(Collected data)
◆ ◆ ◆ ◆ ◆ ◆ ◆
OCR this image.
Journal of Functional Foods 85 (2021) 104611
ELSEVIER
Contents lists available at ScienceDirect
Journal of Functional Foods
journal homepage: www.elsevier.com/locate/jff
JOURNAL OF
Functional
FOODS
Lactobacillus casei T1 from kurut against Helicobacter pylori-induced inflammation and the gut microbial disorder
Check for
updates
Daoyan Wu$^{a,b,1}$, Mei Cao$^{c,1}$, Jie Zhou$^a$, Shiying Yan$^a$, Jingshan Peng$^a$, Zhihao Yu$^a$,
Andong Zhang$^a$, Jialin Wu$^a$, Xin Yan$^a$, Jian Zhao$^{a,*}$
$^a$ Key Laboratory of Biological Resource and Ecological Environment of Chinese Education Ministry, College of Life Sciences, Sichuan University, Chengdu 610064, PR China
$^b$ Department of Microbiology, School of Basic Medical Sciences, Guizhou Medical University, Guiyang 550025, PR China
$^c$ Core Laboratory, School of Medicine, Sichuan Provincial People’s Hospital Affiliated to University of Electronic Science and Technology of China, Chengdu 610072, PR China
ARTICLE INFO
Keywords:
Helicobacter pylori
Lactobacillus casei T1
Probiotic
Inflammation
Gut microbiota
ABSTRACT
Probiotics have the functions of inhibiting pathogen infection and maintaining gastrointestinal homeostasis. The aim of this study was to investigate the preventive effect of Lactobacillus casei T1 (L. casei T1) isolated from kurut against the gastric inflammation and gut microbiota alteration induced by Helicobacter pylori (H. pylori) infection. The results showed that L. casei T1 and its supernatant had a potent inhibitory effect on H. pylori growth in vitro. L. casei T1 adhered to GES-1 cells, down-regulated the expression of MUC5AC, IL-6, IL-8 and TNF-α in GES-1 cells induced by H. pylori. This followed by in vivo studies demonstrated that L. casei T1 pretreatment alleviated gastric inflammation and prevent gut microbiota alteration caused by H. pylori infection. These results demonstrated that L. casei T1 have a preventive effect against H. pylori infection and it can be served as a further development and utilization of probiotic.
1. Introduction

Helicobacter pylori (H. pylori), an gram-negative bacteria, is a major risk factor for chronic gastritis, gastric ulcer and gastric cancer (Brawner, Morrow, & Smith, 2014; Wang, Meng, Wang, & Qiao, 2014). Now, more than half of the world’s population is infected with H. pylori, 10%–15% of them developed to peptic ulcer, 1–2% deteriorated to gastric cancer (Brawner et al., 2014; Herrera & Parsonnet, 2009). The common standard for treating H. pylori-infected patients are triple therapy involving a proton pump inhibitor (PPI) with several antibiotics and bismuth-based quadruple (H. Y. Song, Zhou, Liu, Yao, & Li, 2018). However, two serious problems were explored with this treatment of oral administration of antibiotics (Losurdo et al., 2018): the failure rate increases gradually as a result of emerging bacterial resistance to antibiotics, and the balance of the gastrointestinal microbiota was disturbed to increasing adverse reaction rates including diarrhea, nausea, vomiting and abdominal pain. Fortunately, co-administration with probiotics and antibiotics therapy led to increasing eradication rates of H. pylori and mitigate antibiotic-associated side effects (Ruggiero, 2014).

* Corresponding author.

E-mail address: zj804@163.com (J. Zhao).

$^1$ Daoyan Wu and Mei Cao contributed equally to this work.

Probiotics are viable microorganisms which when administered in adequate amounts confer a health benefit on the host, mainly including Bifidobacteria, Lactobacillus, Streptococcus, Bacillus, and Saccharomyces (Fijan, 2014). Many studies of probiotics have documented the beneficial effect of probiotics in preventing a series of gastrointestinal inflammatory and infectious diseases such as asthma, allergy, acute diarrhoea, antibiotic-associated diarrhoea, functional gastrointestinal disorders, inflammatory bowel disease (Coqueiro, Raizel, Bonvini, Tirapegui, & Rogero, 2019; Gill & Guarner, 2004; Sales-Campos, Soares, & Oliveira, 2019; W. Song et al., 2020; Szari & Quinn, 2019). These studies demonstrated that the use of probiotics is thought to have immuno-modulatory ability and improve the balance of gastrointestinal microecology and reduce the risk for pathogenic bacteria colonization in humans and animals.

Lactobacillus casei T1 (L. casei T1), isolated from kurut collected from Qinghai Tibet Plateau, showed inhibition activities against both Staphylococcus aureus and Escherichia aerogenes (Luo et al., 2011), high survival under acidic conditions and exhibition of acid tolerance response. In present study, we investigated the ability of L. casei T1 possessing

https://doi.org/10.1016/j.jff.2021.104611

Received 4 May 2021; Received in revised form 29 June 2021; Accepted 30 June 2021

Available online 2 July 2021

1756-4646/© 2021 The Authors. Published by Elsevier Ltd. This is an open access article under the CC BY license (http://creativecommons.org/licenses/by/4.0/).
◆ ◆ ◆ ◆ ◆ ◆ ◆
_WORK ITEM_
Filter the entries down to the lines that include the string "School".

_EXERCISE OUTPUT_
$^b$ Department of Microbiology, School of Basic Medical Sciences, Guizhou Medical University, Guiyang 550025, PR China
$^c$ Core Laboratory, School of Medicine, Sichuan Provincial People’s Hospital Affiliated to University of Electronic Science and Technology of China, Chengdu 610072, PR China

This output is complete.